▶ [REQUEST] From the entries that follow, extract each line holding the string "page".

▶ [AVAILABLE DATA]

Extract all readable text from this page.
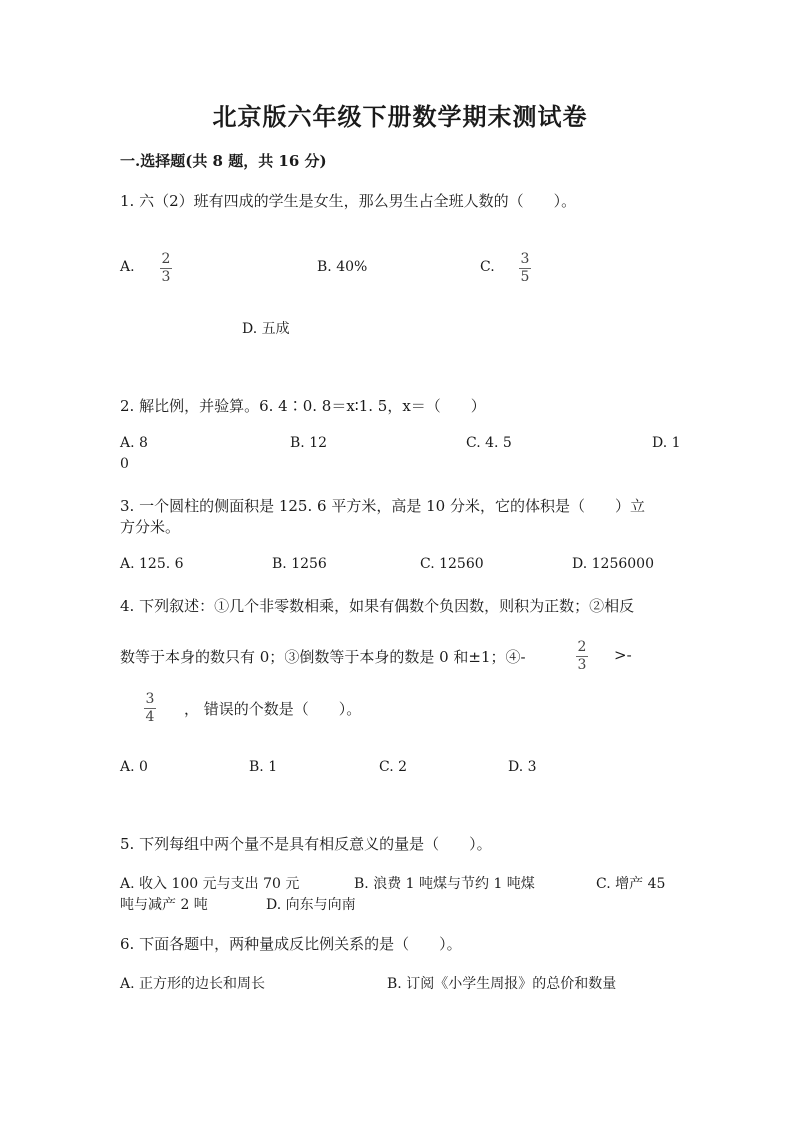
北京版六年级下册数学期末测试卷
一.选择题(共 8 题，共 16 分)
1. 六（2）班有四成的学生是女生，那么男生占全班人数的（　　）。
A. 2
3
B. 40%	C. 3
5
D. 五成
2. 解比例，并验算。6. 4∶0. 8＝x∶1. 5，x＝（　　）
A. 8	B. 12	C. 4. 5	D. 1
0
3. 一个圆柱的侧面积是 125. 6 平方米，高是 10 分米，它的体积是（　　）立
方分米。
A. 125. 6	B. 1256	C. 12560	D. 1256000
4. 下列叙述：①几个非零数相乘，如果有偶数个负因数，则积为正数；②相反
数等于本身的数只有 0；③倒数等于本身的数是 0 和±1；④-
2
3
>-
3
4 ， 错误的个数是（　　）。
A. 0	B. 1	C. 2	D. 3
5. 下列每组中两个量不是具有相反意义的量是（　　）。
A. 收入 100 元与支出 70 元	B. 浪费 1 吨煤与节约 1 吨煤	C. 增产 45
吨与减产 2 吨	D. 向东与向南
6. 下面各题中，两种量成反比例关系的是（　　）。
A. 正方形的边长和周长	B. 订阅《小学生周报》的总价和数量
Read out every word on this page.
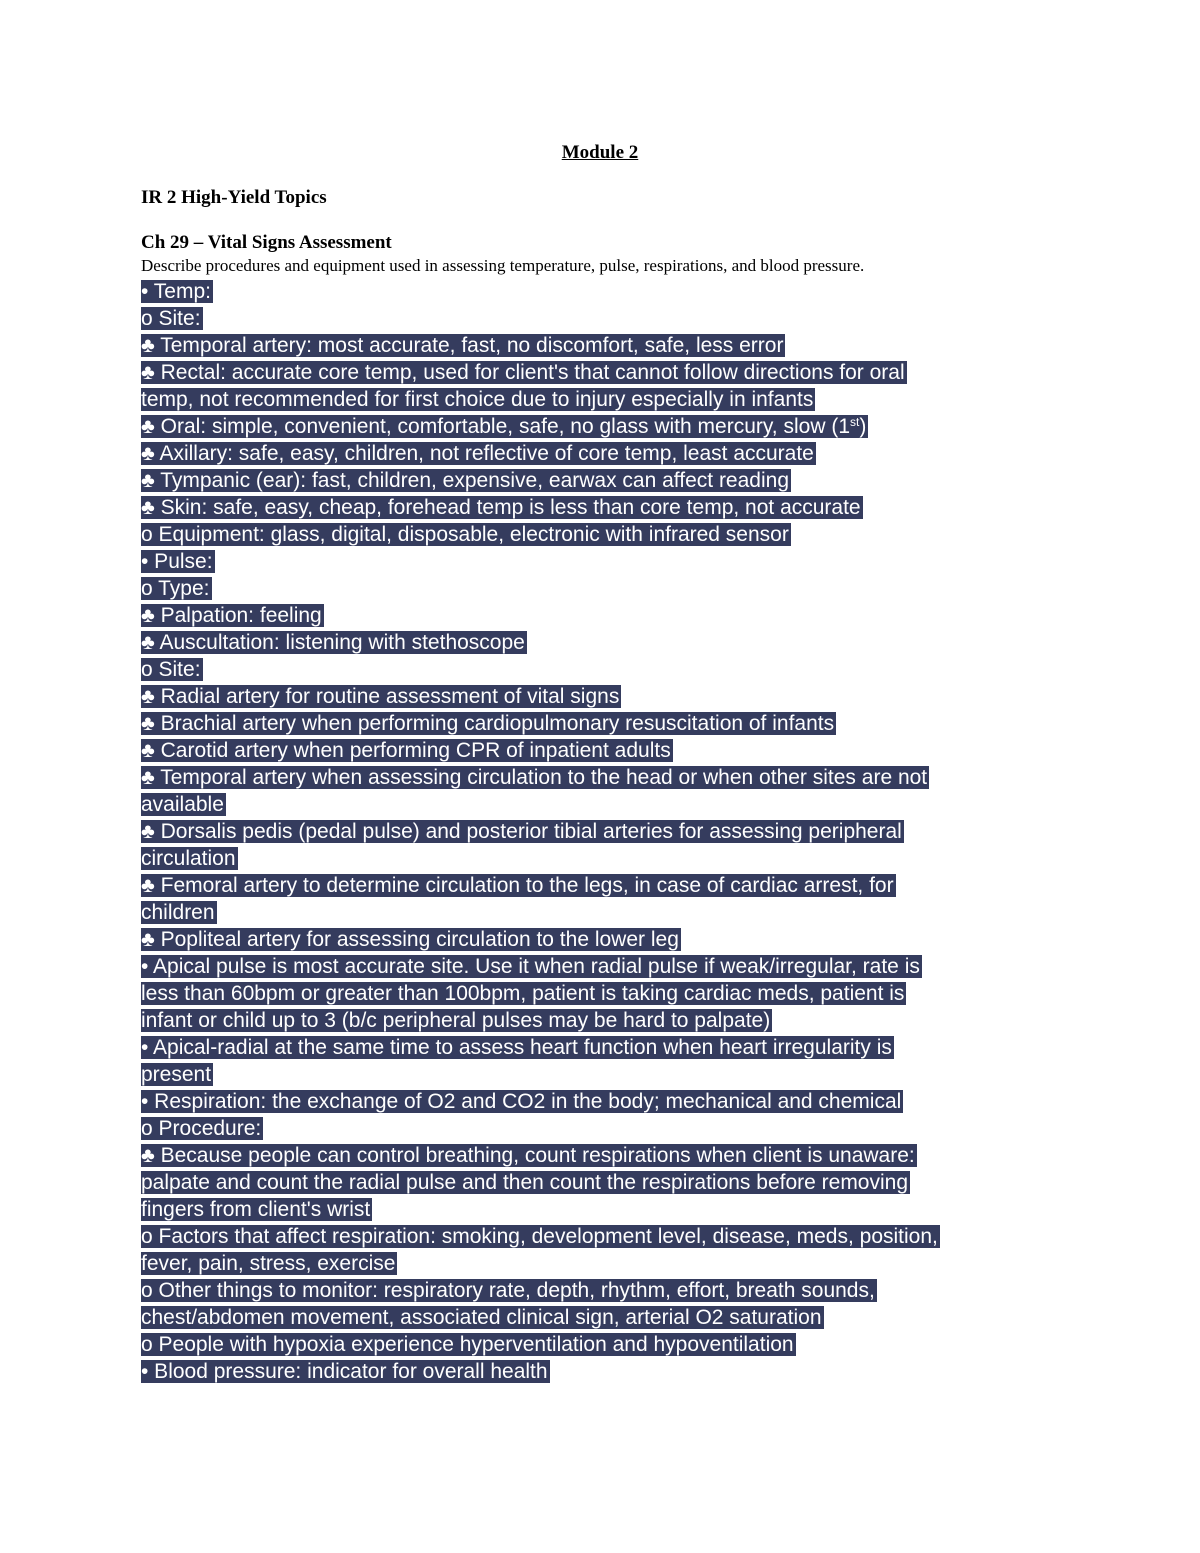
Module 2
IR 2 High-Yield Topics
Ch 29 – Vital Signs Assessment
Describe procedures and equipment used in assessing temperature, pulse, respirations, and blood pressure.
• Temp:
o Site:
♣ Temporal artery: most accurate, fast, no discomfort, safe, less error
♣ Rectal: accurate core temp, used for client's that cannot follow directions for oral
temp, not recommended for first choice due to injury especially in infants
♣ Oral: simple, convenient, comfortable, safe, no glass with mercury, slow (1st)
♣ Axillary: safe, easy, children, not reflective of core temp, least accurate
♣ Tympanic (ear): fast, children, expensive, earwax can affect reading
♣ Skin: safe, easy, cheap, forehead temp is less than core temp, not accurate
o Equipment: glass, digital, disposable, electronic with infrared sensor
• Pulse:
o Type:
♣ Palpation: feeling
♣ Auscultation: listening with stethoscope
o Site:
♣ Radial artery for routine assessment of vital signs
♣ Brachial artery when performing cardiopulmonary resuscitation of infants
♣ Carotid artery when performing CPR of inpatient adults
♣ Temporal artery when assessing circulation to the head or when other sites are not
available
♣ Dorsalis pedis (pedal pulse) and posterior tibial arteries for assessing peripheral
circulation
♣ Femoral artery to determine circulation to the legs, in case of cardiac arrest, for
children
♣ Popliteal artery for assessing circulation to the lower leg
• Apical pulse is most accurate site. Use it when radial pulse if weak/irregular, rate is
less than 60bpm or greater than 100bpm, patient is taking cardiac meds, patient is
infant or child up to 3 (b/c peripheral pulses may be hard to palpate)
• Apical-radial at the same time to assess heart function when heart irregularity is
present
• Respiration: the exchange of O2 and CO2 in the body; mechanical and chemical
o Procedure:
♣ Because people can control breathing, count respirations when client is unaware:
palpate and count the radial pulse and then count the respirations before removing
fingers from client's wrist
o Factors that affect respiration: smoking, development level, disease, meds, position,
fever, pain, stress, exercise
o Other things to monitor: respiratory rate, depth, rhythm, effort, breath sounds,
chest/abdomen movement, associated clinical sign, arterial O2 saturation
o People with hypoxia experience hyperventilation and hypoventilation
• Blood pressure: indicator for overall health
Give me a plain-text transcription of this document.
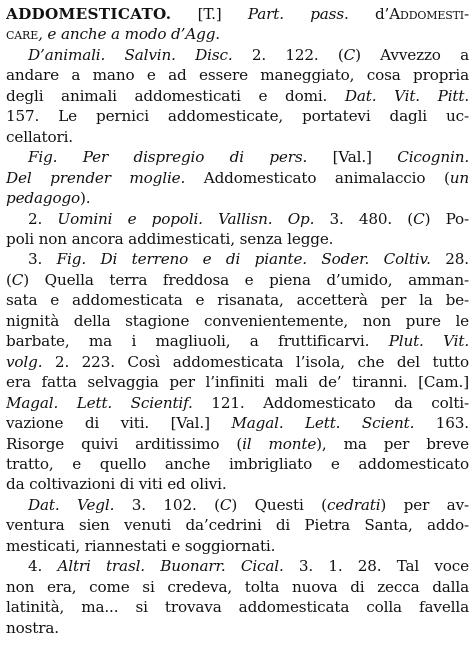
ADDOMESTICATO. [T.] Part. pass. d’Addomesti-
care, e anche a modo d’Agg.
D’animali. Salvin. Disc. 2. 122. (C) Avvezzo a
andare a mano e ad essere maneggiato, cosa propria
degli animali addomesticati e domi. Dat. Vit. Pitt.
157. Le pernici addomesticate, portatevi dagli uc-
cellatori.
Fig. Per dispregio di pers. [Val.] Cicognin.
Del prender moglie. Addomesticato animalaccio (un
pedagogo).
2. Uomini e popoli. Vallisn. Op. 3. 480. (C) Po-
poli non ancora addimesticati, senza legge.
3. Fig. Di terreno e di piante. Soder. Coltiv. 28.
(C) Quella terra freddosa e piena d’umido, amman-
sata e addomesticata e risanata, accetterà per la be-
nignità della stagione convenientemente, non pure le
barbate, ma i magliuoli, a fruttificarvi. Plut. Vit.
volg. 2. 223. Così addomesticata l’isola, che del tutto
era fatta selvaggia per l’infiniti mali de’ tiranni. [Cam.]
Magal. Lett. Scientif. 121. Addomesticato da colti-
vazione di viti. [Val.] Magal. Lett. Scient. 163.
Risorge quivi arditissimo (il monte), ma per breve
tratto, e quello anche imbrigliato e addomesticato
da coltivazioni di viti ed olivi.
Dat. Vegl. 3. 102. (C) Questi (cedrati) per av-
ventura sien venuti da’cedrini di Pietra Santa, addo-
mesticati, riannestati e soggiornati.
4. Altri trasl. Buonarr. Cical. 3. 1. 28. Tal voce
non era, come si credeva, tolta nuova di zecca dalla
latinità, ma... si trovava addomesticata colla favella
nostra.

▶ [FINAL RESULT]
Extract all readable text from this page.
Read out every word on this page.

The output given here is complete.